--- begin SUPPLIED MATERIAL ---

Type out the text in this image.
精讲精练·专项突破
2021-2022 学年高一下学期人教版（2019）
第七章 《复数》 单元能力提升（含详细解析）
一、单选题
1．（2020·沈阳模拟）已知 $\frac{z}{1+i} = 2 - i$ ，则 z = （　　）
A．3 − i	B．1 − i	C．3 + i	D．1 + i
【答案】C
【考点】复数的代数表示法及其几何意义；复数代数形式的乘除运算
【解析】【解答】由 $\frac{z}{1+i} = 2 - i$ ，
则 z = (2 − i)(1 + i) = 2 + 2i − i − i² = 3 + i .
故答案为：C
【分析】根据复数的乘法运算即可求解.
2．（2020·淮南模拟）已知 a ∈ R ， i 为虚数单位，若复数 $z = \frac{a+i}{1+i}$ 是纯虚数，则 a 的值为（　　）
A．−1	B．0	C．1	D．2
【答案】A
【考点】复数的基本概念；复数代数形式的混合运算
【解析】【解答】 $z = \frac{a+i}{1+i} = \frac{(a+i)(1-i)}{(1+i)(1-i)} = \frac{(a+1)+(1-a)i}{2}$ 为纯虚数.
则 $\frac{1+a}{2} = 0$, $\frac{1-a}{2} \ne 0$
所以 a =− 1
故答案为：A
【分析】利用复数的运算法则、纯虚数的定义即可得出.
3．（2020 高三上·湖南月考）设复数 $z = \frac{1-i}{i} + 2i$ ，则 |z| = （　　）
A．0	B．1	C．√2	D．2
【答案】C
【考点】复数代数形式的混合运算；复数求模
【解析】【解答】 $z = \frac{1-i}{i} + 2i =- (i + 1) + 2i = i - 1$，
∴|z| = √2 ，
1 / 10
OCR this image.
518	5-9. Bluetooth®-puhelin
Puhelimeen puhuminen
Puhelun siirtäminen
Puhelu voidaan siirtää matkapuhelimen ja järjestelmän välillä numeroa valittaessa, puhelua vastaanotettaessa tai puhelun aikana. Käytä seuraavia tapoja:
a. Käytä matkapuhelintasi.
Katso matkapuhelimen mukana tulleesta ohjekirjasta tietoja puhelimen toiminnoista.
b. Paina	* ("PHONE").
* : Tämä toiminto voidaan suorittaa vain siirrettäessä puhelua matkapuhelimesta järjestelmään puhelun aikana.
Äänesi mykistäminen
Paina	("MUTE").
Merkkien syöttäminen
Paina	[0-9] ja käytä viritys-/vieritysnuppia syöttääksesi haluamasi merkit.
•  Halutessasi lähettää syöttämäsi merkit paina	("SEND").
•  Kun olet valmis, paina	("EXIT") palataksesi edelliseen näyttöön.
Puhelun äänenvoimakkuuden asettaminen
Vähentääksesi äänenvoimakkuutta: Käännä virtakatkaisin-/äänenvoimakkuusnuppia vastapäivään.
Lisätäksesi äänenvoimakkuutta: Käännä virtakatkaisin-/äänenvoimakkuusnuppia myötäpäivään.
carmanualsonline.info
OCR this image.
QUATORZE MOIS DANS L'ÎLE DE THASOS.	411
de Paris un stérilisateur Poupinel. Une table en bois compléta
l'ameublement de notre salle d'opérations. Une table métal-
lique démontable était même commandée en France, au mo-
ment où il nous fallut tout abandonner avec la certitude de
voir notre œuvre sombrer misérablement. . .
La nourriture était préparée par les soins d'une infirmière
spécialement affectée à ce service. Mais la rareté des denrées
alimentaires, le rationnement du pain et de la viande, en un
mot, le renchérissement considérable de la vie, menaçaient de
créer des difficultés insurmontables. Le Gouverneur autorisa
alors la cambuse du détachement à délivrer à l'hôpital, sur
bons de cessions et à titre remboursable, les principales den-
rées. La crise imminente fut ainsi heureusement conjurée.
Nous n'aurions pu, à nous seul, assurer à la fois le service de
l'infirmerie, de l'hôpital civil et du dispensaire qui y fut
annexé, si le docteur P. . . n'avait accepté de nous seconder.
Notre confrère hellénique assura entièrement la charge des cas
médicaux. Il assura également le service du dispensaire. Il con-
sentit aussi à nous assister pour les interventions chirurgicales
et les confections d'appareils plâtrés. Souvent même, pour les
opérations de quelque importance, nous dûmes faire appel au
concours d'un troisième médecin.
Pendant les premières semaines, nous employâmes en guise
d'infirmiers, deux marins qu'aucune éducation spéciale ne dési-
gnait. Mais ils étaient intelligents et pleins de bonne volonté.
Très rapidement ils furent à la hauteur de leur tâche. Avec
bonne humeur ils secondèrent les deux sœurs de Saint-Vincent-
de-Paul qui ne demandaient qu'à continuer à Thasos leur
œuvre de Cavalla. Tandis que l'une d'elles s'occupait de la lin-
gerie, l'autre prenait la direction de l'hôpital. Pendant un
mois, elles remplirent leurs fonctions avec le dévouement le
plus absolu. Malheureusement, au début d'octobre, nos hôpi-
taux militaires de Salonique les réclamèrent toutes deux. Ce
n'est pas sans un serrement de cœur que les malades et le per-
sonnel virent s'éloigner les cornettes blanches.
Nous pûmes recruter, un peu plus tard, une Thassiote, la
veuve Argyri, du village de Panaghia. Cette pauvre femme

--- end SUPPLIED MATERIAL ---

TASK BRIEF :: Search the lines for the string "äänenvoimakkuutta" and copy every line that has it.

ANSWER FOR THE TASK ::
Vähentääksesi äänenvoimakkuutta: Käännä virtakatkaisin-/äänenvoimakkuusnuppia vastapäivään.
Lisätäksesi äänenvoimakkuutta: Käännä virtakatkaisin-/äänenvoimakkuusnuppia myötäpäivään.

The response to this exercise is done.